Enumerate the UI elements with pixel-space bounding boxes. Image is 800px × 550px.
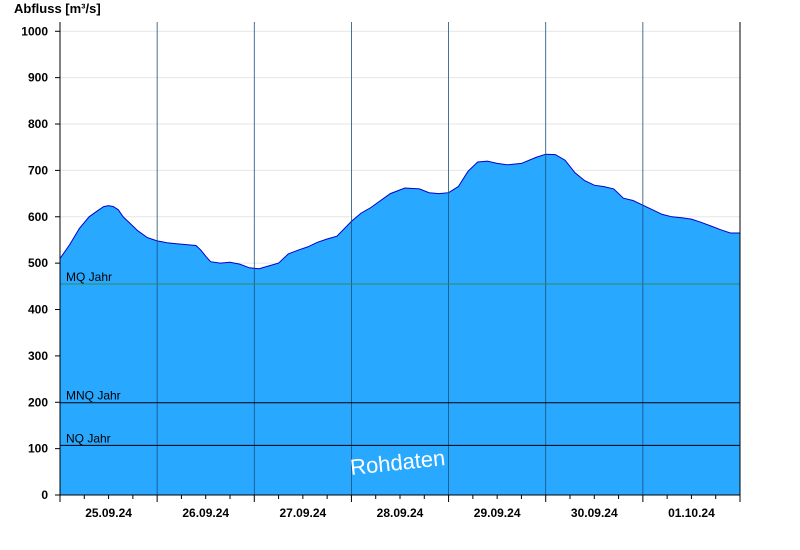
y-tick-label: 400 [28, 303, 48, 317]
y-tick-label: 0 [41, 488, 48, 502]
y-axis-ticks: 0 100 200 300 400 500 600 700 800 900 1000 [21, 24, 60, 502]
y-tick-label: 900 [28, 71, 48, 85]
y-tick-label: 300 [28, 349, 48, 363]
y-tick-label: 200 [28, 395, 48, 409]
x-tick-label: 29.09.24 [474, 506, 521, 520]
day-separator-lines [156, 22, 644, 495]
discharge-area [60, 154, 740, 495]
x-tick-label: 01.10.24 [668, 506, 715, 520]
y-tick-label: 800 [28, 117, 48, 131]
reference-lines: MQ Jahr MNQ Jahr NQ Jahr [60, 270, 740, 446]
y-tick-label: 500 [28, 256, 48, 270]
y-axis-label: Abfluss [m³/s] [14, 1, 101, 16]
discharge-line [59, 153, 740, 270]
x-tick-label: 26.09.24 [182, 506, 229, 520]
y-tick-label: 700 [28, 163, 48, 177]
x-tick-label: 28.09.24 [377, 506, 424, 520]
y-tick-label: 600 [28, 210, 48, 224]
y-tick-label: 1000 [21, 24, 48, 38]
x-tick-label: 30.09.24 [571, 506, 618, 520]
x-tick-label: 27.09.24 [279, 506, 326, 520]
y-tick-label: 100 [28, 442, 48, 456]
x-axis-ticks: 25.09.24 26.09.24 27.09.24 28.09.24 29.09.24… [59, 495, 741, 520]
reference-line-label: NQ Jahr [66, 431, 111, 445]
reference-line-label: MQ Jahr [66, 270, 112, 284]
x-tick-label: 25.09.24 [85, 506, 132, 520]
reference-line-label: MNQ Jahr [66, 389, 121, 403]
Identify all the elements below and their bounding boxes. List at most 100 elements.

☆ ☆ ☆ ☆

**GIVEN REQUEST:** Copy out each line of the rows above that contains the string 'ticks'.

**SOLUTION TO THE EXERCISE:**
y-axis-ticks: 0 100 200 300 400 500 600 700 800 900 1000 [21, 24, 60, 502]
x-axis-ticks: 25.09.24 26.09.24 27.09.24 28.09.24 29.09.24… [59, 495, 741, 520]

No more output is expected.